==== Records shown ====

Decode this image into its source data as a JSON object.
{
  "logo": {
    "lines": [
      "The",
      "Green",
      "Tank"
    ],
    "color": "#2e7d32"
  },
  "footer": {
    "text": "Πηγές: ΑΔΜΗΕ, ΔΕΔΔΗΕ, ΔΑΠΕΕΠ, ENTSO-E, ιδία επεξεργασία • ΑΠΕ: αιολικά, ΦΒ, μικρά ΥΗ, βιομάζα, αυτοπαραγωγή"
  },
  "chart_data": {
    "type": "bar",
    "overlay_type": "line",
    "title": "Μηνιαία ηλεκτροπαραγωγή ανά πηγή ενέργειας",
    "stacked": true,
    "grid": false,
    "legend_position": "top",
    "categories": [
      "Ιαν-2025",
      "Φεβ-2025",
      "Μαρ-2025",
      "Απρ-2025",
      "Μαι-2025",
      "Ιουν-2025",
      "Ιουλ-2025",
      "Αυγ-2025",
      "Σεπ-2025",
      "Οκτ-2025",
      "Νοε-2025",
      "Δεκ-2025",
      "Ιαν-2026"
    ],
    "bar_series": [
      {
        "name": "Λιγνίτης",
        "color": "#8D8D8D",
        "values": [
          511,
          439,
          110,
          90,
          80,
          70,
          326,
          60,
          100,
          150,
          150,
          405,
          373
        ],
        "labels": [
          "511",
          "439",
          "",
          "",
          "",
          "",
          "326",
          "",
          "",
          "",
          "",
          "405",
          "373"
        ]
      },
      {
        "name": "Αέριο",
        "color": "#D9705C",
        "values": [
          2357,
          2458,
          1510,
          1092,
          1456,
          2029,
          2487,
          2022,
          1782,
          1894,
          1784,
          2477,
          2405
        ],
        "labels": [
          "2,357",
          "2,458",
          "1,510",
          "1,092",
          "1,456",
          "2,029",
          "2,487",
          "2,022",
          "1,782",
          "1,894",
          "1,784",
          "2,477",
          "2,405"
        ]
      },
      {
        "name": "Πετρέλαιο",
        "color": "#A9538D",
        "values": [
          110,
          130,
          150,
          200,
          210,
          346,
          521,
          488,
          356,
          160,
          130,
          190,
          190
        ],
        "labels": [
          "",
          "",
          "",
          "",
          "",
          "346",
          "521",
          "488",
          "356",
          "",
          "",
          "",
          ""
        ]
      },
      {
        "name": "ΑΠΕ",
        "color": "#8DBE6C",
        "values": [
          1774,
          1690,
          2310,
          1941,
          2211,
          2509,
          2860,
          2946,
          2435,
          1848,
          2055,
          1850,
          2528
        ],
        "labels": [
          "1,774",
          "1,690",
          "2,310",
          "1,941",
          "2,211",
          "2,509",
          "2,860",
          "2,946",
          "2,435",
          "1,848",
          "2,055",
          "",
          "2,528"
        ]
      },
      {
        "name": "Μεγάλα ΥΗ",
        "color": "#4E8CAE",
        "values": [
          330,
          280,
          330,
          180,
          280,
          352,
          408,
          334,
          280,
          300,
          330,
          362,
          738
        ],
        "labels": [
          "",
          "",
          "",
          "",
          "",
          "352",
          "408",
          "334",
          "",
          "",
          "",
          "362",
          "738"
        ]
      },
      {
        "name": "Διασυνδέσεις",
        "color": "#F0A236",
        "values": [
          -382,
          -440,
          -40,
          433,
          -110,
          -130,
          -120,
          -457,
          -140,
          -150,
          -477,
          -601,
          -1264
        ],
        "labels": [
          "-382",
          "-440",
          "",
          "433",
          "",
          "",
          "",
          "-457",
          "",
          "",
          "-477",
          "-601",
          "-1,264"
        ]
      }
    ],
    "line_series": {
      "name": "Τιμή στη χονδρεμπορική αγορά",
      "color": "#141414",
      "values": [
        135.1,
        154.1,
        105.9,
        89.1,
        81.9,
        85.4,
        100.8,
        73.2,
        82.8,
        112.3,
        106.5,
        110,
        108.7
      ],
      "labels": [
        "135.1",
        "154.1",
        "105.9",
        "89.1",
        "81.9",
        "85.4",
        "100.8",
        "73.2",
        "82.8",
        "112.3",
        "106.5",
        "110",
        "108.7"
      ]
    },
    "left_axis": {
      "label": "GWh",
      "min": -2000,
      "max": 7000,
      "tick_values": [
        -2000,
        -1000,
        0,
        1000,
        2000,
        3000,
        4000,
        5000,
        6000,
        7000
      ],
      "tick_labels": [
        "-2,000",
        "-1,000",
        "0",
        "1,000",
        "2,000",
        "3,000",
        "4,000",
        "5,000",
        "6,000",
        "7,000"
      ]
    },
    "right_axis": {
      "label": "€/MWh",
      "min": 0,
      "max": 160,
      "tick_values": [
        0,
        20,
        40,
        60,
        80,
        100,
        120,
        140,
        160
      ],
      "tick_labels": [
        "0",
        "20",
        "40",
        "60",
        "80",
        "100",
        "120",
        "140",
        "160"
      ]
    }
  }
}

====

State the number of lines above that hold the string "name", with nothing added.

7